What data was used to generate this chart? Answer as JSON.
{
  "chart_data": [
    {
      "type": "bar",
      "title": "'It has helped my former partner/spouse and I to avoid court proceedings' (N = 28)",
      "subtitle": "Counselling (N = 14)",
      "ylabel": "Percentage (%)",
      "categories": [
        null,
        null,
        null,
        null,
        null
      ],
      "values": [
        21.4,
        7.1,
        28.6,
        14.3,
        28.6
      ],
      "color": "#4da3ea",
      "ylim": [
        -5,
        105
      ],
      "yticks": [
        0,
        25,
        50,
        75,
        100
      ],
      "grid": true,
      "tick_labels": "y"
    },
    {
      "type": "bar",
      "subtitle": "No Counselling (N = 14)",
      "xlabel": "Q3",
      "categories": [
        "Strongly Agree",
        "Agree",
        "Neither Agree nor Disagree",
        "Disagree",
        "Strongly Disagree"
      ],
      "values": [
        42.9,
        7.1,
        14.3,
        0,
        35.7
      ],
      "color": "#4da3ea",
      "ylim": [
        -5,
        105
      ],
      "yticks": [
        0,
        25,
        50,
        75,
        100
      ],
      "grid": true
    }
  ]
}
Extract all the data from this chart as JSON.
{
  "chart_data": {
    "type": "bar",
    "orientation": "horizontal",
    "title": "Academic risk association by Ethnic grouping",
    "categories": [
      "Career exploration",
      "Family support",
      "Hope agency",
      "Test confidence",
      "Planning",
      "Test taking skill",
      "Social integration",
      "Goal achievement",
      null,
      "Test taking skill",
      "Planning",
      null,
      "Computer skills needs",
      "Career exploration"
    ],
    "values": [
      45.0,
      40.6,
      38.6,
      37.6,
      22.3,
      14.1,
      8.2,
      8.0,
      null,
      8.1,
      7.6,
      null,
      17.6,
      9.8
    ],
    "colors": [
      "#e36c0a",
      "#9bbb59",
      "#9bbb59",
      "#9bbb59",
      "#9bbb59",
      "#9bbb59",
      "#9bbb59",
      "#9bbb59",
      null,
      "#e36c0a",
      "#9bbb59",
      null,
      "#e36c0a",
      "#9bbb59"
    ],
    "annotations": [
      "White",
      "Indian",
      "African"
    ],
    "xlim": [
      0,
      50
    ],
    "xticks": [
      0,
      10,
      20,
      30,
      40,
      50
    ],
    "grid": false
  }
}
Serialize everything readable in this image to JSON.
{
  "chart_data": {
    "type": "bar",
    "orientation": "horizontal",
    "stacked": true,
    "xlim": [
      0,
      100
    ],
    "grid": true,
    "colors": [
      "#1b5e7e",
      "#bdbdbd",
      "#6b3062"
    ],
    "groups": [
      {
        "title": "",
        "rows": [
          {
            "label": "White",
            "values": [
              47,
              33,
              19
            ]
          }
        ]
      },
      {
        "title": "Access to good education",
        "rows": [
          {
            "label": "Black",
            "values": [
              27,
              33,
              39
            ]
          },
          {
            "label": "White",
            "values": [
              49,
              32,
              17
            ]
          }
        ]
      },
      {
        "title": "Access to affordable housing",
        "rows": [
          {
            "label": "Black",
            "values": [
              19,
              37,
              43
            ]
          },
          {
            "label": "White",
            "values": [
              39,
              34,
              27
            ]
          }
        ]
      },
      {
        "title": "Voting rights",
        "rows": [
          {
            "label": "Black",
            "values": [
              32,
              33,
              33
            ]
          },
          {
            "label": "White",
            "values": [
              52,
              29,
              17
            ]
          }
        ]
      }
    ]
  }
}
# # #
WHAT IS REQUIRED:
Write out all the records above again, exactly as they stand.

PROBLEM SOLUTION:
What data was used to generate this chart? Answer as JSON.
{
  "chart_data": [
    {
      "type": "bar",
      "title": "'It has helped my former partner/spouse and I to avoid court proceedings' (N = 28)",
      "subtitle": "Counselling (N = 14)",
      "ylabel": "Percentage (%)",
      "categories": [
        null,
        null,
        null,
        null,
        null
      ],
      "values": [
        21.4,
        7.1,
        28.6,
        14.3,
        28.6
      ],
      "color": "#4da3ea",
      "ylim": [
        -5,
        105
      ],
      "yticks": [
        0,
        25,
        50,
        75,
        100
      ],
      "grid": true,
      "tick_labels": "y"
    },
    {
      "type": "bar",
      "subtitle": "No Counselling (N = 14)",
      "xlabel": "Q3",
      "categories": [
        "Strongly Agree",
        "Agree",
        "Neither Agree nor Disagree",
        "Disagree",
        "Strongly Disagree"
      ],
      "values": [
        42.9,
        7.1,
        14.3,
        0,
        35.7
      ],
      "color": "#4da3ea",
      "ylim": [
        -5,
        105
      ],
      "yticks": [
        0,
        25,
        50,
        75,
        100
      ],
      "grid": true
    }
  ]
}
Extract all the data from this chart as JSON.
{
  "chart_data": {
    "type": "bar",
    "orientation": "horizontal",
    "title": "Academic risk association by Ethnic grouping",
    "categories": [
      "Career exploration",
      "Family support",
      "Hope agency",
      "Test confidence",
      "Planning",
      "Test taking skill",
      "Social integration",
      "Goal achievement",
      null,
      "Test taking skill",
      "Planning",
      null,
      "Computer skills needs",
      "Career exploration"
    ],
    "values": [
      45.0,
      40.6,
      38.6,
      37.6,
      22.3,
      14.1,
      8.2,
      8.0,
      null,
      8.1,
      7.6,
      null,
      17.6,
      9.8
    ],
    "colors": [
      "#e36c0a",
      "#9bbb59",
      "#9bbb59",
      "#9bbb59",
      "#9bbb59",
      "#9bbb59",
      "#9bbb59",
      "#9bbb59",
      null,
      "#e36c0a",
      "#9bbb59",
      null,
      "#e36c0a",
      "#9bbb59"
    ],
    "annotations": [
      "White",
      "Indian",
      "African"
    ],
    "xlim": [
      0,
      50
    ],
    "xticks": [
      0,
      10,
      20,
      30,
      40,
      50
    ],
    "grid": false
  }
}
Serialize everything readable in this image to JSON.
{
  "chart_data": {
    "type": "bar",
    "orientation": "horizontal",
    "stacked": true,
    "xlim": [
      0,
      100
    ],
    "grid": true,
    "colors": [
      "#1b5e7e",
      "#bdbdbd",
      "#6b3062"
    ],
    "groups": [
      {
        "title": "",
        "rows": [
          {
            "label": "White",
            "values": [
              47,
              33,
              19
            ]
          }
        ]
      },
      {
        "title": "Access to good education",
        "rows": [
          {
            "label": "Black",
            "values": [
              27,
              33,
              39
            ]
          },
          {
            "label": "White",
            "values": [
              49,
              32,
              17
            ]
          }
        ]
      },
      {
        "title": "Access to affordable housing",
        "rows": [
          {
            "label": "Black",
            "values": [
              19,
              37,
              43
            ]
          },
          {
            "label": "White",
            "values": [
              39,
              34,
              27
            ]
          }
        ]
      },
      {
        "title": "Voting rights",
        "rows": [
          {
            "label": "Black",
            "values": [
              32,
              33,
              33
            ]
          },
          {
            "label": "White",
            "values": [
              52,
              29,
              17
            ]
          }
        ]
      }
    ]
  }
}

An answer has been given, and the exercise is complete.